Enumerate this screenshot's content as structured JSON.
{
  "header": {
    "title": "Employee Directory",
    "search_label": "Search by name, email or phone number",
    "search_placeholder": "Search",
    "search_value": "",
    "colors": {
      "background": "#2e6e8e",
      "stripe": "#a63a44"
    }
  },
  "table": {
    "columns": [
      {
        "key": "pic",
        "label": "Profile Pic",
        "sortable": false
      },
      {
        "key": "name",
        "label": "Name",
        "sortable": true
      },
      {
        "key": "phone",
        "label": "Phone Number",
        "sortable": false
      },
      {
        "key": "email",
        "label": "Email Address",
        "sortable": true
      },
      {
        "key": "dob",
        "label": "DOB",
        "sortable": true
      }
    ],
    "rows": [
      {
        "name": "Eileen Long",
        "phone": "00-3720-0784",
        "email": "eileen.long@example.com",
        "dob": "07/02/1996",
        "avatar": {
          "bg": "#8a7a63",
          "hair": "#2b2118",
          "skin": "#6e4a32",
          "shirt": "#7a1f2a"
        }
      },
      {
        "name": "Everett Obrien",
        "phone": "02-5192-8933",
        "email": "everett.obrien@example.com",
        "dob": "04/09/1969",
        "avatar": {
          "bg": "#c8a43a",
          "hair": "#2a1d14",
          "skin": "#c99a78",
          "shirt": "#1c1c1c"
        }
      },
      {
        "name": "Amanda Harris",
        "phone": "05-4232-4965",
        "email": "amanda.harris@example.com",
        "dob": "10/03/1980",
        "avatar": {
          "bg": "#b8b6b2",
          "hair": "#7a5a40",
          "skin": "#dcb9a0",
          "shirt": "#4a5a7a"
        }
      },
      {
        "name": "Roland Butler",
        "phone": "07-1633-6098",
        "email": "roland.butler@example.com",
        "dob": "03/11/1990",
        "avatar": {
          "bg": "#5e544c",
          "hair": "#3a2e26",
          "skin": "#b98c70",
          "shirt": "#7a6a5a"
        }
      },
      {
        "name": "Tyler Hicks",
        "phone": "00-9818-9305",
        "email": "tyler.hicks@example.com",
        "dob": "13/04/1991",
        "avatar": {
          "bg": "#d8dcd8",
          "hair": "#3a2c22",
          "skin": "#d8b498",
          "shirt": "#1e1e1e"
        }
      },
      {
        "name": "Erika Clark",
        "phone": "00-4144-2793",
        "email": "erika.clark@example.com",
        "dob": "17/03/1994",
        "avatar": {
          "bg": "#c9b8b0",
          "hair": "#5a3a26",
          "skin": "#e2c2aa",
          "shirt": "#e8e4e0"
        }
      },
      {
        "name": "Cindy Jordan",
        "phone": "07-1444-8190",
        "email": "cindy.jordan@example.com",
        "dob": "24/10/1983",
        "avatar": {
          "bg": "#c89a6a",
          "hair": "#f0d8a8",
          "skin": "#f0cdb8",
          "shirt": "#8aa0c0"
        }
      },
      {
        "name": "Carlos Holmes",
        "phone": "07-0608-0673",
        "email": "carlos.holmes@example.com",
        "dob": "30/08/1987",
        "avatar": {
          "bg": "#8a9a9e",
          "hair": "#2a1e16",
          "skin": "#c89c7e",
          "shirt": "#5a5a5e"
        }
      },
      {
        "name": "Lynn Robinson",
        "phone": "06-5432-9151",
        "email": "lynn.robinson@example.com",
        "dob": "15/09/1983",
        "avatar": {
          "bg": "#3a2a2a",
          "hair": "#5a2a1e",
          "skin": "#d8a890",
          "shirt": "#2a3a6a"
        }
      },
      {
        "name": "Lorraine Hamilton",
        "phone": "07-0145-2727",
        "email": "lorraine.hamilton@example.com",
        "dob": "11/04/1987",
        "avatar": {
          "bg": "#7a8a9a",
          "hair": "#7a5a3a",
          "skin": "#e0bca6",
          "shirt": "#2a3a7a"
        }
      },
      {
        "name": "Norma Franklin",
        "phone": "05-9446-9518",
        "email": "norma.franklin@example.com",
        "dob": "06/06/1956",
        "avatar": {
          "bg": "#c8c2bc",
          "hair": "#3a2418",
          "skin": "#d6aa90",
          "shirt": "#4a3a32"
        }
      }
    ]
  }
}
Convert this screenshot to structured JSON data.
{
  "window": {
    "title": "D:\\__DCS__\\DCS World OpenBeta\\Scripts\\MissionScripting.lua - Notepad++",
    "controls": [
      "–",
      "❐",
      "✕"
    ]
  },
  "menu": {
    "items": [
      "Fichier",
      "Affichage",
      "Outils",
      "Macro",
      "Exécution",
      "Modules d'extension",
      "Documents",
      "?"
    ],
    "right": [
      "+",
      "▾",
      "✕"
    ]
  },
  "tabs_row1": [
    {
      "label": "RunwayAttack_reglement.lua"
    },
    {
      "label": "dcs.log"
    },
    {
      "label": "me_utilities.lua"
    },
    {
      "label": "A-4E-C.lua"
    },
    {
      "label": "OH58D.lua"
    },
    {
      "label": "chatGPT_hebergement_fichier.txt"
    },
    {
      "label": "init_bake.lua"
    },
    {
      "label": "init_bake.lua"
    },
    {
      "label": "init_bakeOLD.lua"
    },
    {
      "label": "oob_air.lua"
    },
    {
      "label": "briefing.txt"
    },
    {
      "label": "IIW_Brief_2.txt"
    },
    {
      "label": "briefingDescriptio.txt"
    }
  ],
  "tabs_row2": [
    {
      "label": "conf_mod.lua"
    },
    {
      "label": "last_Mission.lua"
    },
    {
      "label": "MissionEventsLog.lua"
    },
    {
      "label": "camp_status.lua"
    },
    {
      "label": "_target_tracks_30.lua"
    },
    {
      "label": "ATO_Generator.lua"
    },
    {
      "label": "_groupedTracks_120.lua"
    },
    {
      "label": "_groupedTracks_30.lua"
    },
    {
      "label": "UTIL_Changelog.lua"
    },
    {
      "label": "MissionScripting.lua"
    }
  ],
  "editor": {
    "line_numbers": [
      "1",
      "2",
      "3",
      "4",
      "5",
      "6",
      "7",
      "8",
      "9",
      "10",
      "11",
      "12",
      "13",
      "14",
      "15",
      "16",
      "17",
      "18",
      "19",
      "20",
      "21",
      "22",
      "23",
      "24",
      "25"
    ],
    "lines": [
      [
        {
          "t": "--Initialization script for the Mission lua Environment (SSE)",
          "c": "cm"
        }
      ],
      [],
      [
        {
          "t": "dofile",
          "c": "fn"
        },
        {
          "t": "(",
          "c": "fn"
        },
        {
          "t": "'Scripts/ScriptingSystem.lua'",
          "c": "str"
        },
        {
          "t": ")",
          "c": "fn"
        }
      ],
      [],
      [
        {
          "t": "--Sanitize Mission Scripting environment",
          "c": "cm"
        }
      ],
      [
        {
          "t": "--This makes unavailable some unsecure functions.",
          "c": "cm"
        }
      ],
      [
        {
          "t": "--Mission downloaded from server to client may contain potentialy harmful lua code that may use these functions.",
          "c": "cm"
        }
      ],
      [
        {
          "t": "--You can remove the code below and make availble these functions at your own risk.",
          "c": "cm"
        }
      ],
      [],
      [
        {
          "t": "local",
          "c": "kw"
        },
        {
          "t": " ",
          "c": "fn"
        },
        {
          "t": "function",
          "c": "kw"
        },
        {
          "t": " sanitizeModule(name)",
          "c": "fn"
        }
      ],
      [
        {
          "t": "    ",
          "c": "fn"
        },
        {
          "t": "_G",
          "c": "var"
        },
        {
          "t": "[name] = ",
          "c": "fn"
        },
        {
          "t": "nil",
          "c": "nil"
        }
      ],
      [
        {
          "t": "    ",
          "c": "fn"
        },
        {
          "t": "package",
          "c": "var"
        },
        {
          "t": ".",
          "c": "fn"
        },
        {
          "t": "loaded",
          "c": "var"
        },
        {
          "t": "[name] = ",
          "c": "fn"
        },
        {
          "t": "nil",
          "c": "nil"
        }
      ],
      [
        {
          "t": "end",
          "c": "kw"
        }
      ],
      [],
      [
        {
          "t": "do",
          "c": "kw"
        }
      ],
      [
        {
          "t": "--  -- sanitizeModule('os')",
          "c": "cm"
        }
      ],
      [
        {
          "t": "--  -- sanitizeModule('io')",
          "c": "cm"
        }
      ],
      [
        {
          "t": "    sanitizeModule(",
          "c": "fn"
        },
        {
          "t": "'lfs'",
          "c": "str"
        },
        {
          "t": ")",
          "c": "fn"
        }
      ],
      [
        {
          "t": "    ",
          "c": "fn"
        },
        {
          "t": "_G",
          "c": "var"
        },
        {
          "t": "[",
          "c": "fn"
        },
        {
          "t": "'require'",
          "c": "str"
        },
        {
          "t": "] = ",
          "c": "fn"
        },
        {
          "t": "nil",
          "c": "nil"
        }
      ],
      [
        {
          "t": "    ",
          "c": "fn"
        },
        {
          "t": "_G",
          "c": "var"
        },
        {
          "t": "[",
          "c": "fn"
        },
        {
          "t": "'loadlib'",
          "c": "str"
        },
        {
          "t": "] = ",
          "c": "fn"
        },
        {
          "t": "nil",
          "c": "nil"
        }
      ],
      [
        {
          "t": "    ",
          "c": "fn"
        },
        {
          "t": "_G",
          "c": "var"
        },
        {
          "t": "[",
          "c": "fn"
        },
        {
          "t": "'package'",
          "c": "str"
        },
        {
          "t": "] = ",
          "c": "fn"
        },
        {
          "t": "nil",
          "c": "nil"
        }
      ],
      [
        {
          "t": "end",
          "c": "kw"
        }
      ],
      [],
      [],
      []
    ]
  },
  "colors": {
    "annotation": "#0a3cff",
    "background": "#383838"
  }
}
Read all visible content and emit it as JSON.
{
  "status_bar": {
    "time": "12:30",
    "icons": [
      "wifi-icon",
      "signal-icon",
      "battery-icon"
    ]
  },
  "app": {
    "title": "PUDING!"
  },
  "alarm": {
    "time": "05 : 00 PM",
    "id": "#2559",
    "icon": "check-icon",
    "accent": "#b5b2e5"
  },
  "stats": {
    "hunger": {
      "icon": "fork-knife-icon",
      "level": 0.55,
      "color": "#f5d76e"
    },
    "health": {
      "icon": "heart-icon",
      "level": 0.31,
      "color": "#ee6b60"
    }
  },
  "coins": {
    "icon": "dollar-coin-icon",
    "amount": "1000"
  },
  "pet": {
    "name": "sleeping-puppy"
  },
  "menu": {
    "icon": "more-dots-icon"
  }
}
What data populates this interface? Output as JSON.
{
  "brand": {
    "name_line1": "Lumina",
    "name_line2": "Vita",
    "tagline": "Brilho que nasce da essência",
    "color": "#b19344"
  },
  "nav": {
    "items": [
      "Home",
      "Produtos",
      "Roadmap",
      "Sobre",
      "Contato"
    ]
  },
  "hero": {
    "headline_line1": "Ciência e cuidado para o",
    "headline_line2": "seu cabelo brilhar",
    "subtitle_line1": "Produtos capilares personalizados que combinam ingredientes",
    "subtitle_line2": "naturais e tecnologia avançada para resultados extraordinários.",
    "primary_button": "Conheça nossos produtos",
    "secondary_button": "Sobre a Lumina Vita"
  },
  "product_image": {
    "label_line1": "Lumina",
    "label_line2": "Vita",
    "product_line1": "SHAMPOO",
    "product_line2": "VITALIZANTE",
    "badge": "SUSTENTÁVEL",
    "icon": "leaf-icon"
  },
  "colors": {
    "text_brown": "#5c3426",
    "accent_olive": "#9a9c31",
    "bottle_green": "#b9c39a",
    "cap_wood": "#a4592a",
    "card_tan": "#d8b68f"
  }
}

+ + + + +

Check each line of the data above for the string "background" and report only how many lines have it.

▶ [Result of this exercise] 2